Scan the lines below for the string "ylabel" and report how many lines contain it, giving only the number.

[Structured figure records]
───

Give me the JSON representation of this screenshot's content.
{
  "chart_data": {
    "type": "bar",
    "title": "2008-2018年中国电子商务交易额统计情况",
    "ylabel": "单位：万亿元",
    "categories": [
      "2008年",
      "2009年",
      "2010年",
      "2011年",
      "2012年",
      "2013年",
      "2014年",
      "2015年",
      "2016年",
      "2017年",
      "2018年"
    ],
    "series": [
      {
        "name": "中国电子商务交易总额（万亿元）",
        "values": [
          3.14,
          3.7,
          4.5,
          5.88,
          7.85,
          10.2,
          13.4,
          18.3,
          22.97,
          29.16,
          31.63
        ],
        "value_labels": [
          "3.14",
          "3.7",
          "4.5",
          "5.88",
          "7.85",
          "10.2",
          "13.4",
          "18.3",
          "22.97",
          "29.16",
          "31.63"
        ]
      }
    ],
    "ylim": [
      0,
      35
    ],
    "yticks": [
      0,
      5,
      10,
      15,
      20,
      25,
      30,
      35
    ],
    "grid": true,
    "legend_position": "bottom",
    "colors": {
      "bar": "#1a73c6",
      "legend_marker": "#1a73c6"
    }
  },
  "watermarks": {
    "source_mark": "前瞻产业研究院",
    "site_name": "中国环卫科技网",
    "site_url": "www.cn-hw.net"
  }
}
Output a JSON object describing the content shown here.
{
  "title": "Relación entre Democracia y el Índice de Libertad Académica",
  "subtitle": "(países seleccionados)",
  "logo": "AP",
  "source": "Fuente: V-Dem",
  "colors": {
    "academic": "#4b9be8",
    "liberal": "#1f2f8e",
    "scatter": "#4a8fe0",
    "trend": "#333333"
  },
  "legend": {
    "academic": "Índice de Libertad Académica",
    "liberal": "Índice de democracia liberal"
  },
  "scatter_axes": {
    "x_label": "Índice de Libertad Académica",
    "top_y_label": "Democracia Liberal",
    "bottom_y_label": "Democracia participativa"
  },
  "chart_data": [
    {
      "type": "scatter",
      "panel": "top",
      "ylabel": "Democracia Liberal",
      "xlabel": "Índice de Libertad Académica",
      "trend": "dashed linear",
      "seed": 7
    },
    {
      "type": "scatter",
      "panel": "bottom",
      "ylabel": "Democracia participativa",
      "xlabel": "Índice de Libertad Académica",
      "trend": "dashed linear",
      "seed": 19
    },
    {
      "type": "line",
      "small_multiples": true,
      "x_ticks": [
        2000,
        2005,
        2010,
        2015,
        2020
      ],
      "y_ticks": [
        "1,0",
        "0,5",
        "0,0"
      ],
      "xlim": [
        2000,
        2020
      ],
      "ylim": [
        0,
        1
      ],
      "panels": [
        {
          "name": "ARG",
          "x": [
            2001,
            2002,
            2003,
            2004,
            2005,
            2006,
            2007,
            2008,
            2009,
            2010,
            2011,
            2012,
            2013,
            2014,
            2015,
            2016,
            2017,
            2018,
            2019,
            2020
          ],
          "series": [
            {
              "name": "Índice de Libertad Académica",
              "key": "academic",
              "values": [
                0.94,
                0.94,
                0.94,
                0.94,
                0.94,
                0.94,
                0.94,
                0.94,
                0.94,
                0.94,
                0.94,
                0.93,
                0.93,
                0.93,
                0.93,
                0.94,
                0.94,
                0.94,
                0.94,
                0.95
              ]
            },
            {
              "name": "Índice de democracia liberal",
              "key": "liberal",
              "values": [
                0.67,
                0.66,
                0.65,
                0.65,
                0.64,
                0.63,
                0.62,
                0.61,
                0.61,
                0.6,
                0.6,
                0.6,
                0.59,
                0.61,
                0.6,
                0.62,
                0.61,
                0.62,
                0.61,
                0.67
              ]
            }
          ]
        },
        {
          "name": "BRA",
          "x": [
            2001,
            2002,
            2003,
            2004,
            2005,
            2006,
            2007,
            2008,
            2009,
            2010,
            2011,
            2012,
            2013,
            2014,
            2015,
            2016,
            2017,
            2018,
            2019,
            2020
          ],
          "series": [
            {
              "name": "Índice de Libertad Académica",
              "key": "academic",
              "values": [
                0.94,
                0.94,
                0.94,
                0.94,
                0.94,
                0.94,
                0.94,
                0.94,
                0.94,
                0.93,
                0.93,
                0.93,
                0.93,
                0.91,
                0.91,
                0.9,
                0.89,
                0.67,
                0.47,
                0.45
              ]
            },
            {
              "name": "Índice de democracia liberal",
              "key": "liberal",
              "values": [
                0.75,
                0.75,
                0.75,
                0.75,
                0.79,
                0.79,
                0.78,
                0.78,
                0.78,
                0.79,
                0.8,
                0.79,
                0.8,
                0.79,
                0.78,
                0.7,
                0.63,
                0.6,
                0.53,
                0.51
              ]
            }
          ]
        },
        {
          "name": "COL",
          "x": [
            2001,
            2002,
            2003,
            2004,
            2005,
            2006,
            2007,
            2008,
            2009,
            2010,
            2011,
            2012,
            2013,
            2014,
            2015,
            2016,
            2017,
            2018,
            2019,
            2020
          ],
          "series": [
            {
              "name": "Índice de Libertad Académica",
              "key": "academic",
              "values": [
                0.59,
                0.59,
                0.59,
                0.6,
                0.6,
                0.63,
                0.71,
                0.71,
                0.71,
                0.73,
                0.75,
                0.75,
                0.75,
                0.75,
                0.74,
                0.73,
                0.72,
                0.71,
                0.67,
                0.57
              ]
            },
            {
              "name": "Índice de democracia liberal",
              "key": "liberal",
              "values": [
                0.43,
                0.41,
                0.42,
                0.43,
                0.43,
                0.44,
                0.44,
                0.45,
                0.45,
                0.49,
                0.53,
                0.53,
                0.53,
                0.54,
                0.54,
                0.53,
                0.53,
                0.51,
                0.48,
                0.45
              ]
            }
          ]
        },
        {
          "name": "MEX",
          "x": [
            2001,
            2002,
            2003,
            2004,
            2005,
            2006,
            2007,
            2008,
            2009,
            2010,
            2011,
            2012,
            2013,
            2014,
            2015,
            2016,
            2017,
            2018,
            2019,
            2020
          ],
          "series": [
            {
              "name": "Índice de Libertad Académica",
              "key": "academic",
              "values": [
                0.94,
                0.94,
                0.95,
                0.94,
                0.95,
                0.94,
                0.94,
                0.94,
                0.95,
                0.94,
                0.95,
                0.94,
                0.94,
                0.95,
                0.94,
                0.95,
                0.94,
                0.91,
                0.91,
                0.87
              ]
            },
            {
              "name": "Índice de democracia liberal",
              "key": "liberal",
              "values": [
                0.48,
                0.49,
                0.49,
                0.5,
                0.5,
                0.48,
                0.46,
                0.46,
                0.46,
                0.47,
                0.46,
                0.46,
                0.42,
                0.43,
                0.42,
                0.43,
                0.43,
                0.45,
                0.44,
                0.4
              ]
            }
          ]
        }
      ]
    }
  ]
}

───

--- Solution to the problem ---
3